● **WHAT THE EXERCISE ASKS**:
The answer must be every line of the records below that holds the word "tnfi".

======== MATERIAL SUPPLIED

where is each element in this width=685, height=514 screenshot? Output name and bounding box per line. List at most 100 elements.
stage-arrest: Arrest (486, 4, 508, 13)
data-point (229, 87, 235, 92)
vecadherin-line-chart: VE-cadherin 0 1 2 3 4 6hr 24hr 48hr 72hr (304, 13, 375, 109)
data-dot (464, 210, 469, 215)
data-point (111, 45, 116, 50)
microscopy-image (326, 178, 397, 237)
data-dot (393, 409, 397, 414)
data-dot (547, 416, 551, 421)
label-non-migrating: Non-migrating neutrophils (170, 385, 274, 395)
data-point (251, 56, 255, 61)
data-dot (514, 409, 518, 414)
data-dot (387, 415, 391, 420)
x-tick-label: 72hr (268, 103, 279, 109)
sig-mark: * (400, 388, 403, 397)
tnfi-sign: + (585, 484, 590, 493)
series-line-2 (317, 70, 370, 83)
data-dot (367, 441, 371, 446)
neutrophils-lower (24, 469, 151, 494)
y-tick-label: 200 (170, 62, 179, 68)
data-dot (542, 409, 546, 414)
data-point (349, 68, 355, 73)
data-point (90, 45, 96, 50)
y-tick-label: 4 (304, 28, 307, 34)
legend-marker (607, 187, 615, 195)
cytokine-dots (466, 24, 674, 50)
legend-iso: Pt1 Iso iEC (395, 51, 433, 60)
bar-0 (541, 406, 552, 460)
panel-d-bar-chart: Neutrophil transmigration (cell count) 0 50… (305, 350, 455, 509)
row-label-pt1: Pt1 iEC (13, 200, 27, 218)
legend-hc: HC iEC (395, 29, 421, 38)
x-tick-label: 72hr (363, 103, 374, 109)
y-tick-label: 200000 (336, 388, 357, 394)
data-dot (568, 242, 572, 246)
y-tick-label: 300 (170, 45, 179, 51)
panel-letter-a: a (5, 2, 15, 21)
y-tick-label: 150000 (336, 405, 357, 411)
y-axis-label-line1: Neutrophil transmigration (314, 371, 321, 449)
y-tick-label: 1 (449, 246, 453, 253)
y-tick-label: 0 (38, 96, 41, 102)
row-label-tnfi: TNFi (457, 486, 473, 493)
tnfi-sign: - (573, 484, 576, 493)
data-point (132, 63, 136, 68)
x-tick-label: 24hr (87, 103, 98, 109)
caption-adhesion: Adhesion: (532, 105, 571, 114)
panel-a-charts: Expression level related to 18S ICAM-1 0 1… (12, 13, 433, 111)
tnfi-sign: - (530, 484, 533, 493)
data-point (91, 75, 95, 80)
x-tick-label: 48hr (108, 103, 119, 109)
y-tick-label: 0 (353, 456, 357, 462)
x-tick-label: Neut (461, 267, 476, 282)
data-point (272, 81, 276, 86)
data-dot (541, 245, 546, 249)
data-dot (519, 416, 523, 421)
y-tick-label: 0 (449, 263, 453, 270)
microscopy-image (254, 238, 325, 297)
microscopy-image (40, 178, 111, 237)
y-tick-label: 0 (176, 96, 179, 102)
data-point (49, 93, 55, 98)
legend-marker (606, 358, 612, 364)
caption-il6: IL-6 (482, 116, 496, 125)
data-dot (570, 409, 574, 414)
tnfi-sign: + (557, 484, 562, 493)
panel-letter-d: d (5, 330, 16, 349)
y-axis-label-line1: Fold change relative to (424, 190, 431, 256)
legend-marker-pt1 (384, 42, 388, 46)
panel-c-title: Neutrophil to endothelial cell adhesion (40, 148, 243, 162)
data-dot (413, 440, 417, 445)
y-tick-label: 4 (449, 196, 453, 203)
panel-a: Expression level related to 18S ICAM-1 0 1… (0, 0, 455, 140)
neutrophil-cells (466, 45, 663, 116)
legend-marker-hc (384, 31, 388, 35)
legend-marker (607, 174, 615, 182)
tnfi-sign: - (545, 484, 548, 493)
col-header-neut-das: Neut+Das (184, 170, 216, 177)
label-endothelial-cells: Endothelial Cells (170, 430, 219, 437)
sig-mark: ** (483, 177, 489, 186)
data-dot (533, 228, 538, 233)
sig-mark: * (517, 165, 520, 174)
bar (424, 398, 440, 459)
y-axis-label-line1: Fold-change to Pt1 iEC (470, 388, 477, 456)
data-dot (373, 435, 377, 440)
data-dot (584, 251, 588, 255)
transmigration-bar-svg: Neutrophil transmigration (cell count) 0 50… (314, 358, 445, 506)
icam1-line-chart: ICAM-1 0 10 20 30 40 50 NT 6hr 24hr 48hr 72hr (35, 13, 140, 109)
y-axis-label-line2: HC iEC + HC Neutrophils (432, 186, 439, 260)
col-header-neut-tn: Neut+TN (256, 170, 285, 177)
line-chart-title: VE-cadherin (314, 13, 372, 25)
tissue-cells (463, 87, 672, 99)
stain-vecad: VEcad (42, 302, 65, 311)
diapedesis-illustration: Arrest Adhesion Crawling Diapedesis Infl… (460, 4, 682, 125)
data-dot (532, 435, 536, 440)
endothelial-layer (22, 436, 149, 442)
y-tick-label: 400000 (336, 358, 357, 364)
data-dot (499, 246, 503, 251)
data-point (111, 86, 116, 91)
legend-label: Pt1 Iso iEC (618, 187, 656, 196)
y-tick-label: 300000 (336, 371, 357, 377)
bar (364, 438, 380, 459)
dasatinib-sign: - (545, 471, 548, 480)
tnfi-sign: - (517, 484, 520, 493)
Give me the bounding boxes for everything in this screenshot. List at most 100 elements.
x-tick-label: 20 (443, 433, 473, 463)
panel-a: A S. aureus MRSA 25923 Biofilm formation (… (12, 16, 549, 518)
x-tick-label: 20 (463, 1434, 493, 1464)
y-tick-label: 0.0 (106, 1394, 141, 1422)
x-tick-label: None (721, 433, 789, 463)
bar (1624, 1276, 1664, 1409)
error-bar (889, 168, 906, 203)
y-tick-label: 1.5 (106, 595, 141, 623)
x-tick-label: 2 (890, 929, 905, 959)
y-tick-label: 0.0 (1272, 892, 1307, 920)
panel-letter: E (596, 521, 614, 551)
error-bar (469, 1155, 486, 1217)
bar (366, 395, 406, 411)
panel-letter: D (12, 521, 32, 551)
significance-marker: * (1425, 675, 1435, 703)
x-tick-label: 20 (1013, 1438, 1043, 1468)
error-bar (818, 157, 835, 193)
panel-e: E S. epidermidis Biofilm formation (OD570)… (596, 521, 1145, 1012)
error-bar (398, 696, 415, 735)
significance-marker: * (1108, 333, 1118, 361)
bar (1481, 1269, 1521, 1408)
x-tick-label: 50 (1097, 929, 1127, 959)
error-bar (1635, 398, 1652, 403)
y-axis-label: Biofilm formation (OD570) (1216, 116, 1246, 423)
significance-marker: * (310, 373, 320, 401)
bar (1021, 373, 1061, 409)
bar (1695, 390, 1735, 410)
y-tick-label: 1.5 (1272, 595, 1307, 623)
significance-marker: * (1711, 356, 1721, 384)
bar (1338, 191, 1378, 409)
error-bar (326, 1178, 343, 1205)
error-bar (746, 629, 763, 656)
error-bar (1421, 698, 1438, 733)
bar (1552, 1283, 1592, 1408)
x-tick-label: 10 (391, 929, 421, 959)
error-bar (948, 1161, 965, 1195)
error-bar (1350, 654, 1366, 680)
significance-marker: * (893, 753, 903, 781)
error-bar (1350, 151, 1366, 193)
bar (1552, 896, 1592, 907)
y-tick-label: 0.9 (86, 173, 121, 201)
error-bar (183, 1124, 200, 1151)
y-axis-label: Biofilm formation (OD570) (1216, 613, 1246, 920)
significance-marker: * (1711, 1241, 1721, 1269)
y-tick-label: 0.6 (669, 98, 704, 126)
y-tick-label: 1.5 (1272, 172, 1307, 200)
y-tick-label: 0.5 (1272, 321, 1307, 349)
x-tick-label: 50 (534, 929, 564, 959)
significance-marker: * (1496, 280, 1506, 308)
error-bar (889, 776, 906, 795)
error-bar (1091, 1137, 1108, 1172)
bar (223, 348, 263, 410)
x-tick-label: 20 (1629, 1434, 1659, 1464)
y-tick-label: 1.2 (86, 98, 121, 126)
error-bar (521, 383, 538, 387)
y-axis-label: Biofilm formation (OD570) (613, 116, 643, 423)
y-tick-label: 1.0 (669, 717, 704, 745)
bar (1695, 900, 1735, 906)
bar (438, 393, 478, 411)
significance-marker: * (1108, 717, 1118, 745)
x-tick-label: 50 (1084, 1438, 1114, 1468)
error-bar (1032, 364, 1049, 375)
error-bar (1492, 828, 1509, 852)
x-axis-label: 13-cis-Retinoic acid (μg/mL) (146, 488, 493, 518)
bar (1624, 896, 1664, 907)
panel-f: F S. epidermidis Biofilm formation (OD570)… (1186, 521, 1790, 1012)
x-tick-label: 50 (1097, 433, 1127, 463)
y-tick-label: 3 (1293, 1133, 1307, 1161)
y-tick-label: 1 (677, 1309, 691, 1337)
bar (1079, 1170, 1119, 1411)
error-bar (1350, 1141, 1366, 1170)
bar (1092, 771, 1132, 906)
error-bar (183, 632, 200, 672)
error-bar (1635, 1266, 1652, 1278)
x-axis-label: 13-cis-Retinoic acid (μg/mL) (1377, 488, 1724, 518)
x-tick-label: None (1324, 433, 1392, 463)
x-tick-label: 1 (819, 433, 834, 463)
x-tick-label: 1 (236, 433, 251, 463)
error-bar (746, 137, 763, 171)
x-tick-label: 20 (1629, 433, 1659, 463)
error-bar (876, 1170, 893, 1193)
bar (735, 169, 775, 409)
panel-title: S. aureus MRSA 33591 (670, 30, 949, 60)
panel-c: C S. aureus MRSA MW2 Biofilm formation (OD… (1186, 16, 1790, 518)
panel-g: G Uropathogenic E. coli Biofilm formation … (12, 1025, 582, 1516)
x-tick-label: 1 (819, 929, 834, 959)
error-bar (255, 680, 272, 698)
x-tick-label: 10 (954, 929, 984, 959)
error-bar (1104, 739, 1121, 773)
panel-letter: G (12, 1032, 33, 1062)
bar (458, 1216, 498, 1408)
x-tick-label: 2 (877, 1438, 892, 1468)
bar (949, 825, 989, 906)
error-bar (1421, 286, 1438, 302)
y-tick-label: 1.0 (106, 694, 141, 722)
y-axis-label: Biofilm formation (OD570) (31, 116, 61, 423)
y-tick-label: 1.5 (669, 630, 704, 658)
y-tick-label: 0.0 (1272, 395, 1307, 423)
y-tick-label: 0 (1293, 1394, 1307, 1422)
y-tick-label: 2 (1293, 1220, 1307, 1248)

================

● **SOLUTION FOR THIS PROBLEM**:
tnfi-sign: + (585, 484, 590, 493)
row-label-tnfi: TNFi (457, 486, 473, 493)
tnfi-sign: - (573, 484, 576, 493)
tnfi-sign: - (530, 484, 533, 493)
tnfi-sign: + (557, 484, 562, 493)
tnfi-sign: - (545, 484, 548, 493)
tnfi-sign: - (517, 484, 520, 493)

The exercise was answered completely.